Records from a collection:

■ ■ ■ ■ ■ ■ ■

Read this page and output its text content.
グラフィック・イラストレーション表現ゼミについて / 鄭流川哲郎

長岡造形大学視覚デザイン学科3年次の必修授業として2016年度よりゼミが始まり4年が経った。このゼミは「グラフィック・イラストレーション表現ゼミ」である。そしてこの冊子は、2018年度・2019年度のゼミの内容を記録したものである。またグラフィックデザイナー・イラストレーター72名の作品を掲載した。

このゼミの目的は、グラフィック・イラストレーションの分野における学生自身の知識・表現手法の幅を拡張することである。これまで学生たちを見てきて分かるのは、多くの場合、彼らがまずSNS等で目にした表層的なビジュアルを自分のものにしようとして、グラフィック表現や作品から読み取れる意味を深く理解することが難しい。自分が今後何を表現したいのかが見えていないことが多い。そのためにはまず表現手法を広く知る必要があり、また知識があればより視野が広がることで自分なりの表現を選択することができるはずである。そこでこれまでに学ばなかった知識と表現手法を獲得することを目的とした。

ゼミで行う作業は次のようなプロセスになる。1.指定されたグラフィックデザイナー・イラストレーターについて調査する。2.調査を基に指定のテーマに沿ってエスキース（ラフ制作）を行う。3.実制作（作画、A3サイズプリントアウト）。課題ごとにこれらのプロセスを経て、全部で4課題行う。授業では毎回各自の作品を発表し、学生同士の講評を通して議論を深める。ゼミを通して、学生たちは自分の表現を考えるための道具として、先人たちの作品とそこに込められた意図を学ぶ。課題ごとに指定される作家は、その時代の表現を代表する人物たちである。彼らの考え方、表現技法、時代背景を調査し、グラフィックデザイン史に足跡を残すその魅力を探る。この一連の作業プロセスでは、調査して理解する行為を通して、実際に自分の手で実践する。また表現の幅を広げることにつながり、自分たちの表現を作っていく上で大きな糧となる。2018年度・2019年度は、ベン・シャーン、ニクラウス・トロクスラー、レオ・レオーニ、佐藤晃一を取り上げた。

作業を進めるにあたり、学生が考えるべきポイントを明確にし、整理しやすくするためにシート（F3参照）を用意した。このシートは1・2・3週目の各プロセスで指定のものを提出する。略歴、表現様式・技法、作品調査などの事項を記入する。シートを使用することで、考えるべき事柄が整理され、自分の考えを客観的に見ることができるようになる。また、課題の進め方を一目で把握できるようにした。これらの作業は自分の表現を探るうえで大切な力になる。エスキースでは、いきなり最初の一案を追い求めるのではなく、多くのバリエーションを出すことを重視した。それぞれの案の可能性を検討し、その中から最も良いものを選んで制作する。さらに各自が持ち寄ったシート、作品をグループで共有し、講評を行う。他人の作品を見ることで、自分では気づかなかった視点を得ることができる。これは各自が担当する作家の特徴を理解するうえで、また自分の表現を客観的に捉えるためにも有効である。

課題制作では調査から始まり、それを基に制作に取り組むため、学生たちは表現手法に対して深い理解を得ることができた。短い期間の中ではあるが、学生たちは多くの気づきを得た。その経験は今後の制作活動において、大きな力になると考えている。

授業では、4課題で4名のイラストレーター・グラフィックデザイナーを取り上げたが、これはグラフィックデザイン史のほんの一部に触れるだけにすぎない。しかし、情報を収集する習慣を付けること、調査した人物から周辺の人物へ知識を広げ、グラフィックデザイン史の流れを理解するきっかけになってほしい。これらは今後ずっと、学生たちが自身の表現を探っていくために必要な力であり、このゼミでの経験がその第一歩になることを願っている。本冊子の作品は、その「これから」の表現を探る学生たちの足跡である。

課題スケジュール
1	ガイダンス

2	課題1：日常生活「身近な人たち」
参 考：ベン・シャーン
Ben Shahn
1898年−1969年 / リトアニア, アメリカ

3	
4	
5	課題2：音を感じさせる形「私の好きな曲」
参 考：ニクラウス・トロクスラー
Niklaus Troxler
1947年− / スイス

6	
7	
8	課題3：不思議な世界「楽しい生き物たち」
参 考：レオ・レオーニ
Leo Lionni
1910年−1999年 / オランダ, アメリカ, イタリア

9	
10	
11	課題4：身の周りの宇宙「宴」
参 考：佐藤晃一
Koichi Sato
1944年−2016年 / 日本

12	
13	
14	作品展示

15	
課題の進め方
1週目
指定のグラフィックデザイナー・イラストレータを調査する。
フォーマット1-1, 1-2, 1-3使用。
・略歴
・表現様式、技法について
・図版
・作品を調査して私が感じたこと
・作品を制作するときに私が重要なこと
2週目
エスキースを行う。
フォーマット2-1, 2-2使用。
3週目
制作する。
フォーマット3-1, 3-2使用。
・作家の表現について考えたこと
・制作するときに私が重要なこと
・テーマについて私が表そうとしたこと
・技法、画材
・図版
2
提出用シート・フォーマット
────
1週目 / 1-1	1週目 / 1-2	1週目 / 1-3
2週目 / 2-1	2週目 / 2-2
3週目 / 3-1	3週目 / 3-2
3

■ ■ ■ ■ ■ ■ ■

**EXERCISE AIM**
Filter out all lines lacking the word "ニクラウス" and copy the rest.

**OUTPUT OF THE TASK**
ゼミで行う作業は次のようなプロセスになる。1.指定されたグラフィックデザイナー・イラストレーターについて調査する。2.調査を基に指定のテーマに沿ってエスキース（ラフ制作）を行う。3.実制作（作画、A3サイズプリントアウト）。課題ごとにこれらのプロセスを経て、全部で4課題行う。授業では毎回各自の作品を発表し、学生同士の講評を通して議論を深める。ゼミを通して、学生たちは自分の表現を考えるための道具として、先人たちの作品とそこに込められた意図を学ぶ。課題ごとに指定される作家は、その時代の表現を代表する人物たちである。彼らの考え方、表現技法、時代背景を調査し、グラフィックデザイン史に足跡を残すその魅力を探る。この一連の作業プロセスでは、調査して理解する行為を通して、実際に自分の手で実践する。また表現の幅を広げることにつながり、自分たちの表現を作っていく上で大きな糧となる。2018年度・2019年度は、ベン・シャーン、ニクラウス・トロクスラー、レオ・レオーニ、佐藤晃一を取り上げた。
参 考：ニクラウス・トロクスラー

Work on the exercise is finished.